### Written task
"name" appears in how many lines of the entries? State only the number.
┌────────
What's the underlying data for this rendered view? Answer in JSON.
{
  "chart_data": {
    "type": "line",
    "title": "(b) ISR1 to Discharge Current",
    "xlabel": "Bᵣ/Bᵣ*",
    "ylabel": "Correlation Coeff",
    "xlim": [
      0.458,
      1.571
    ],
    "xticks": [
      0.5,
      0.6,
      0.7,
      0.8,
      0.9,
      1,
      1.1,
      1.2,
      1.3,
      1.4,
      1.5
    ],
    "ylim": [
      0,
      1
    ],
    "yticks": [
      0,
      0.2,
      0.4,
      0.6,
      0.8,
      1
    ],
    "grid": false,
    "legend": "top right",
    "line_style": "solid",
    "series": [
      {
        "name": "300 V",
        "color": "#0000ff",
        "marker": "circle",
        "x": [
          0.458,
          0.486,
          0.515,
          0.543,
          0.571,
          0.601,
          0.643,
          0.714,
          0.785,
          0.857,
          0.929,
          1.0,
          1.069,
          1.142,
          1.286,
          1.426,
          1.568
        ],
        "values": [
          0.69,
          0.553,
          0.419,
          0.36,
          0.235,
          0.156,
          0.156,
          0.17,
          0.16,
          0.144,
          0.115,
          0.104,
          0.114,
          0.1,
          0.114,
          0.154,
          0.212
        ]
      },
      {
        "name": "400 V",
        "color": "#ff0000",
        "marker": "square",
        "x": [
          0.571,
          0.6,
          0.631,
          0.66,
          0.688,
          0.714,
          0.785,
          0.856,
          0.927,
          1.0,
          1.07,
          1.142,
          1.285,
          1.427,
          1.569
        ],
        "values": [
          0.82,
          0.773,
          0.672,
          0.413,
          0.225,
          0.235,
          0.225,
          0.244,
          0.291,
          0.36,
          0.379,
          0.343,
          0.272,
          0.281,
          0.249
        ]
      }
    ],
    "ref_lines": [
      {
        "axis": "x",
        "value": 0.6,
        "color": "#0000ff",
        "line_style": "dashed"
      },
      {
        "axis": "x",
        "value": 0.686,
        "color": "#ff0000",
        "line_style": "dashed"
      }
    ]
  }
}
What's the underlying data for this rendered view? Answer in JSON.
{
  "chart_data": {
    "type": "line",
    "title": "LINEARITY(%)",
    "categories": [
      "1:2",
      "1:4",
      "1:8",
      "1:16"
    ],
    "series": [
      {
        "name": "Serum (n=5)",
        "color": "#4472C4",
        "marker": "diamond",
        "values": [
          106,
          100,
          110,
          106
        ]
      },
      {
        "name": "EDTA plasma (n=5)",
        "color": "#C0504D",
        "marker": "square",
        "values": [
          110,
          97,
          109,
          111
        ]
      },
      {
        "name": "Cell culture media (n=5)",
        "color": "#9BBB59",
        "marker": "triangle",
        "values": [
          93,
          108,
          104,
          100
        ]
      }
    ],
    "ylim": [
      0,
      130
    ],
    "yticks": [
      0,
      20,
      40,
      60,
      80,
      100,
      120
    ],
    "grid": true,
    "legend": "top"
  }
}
└────────
### Answer for this exercise
5